- What is needed: Pull out every line below containing the word "Give".

------------------------------------------------

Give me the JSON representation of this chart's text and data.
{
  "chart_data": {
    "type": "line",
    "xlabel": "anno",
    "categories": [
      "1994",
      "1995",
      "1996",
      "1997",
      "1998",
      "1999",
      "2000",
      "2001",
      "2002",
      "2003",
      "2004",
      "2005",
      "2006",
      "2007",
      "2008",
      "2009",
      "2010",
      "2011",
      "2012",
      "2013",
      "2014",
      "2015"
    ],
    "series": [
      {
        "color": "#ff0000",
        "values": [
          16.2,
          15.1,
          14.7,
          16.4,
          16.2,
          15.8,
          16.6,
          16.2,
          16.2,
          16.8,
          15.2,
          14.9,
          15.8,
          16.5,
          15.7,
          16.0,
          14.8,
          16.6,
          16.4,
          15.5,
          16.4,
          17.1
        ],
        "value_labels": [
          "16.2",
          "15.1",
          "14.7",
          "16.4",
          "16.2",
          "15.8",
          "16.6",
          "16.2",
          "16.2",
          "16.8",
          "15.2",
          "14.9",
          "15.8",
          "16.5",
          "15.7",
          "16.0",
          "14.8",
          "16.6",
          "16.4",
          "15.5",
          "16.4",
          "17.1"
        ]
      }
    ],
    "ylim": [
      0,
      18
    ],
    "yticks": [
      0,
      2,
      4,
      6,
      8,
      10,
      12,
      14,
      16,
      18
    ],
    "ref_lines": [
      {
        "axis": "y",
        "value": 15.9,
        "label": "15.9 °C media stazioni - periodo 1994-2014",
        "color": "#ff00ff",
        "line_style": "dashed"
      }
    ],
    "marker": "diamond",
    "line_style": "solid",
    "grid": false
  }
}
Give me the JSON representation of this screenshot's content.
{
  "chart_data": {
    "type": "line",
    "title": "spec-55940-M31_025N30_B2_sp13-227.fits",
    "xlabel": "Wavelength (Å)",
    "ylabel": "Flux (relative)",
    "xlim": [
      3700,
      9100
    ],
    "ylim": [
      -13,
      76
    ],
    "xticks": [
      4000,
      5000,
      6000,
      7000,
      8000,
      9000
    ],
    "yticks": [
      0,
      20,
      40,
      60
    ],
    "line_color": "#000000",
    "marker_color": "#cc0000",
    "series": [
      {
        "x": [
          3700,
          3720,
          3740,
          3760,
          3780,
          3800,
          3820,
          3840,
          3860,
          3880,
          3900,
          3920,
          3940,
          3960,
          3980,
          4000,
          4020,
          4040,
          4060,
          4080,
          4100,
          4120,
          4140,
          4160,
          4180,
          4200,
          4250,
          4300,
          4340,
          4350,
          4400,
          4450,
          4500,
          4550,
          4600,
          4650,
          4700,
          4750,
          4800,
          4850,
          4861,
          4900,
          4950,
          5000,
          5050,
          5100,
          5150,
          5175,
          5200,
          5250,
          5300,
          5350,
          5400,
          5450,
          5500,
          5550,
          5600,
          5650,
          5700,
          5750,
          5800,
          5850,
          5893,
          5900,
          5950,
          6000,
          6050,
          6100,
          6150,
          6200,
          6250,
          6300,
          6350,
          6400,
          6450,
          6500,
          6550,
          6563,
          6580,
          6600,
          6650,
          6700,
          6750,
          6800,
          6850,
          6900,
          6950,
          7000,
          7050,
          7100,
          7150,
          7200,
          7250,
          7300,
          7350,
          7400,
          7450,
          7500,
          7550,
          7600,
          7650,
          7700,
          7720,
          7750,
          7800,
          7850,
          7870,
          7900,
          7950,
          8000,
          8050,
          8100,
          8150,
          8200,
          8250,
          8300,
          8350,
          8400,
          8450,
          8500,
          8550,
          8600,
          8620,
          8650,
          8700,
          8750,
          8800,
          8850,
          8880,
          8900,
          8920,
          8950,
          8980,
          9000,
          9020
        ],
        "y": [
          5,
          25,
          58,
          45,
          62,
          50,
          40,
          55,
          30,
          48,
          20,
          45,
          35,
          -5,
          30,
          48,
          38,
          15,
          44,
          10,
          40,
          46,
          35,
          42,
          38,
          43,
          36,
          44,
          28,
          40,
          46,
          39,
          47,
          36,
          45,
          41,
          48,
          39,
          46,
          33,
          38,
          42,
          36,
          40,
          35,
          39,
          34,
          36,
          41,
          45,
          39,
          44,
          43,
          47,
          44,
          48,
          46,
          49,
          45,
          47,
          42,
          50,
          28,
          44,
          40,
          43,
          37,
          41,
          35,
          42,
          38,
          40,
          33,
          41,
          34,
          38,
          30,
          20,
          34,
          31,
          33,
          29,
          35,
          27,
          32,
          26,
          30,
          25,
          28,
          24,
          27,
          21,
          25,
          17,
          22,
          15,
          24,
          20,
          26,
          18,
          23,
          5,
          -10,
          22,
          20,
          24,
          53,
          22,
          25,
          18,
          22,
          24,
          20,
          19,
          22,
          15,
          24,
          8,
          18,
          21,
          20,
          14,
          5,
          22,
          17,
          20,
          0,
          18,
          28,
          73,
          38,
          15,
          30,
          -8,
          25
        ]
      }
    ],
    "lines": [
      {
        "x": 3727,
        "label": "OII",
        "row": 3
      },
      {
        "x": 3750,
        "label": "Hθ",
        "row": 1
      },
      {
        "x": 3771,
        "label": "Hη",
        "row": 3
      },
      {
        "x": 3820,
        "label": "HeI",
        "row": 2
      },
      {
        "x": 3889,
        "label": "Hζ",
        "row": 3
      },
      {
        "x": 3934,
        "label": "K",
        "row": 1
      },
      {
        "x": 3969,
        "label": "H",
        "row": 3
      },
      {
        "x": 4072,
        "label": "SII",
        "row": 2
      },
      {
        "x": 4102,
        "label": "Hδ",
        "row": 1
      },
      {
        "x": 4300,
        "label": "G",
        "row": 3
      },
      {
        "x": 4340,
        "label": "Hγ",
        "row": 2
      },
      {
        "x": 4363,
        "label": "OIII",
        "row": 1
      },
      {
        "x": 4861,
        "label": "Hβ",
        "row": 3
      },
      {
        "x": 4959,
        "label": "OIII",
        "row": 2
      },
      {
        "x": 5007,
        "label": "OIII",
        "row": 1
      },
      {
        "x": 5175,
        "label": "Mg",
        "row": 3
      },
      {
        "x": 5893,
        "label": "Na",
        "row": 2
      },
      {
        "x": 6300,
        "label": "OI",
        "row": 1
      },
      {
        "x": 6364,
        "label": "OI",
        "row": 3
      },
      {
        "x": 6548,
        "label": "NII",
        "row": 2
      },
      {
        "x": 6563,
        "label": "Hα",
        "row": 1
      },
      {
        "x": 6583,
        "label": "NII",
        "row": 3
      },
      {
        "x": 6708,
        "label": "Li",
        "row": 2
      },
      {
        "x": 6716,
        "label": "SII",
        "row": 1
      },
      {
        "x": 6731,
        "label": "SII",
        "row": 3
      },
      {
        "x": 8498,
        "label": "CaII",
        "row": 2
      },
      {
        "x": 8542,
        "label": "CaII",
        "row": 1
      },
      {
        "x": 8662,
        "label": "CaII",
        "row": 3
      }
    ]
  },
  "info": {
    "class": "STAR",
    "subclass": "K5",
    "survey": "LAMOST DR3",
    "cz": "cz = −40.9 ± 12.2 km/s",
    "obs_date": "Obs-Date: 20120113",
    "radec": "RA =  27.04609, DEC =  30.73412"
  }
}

------------------------------------------------

- Completed exercise:
Give me the JSON representation of this chart's text and data.
Give me the JSON representation of this screenshot's content.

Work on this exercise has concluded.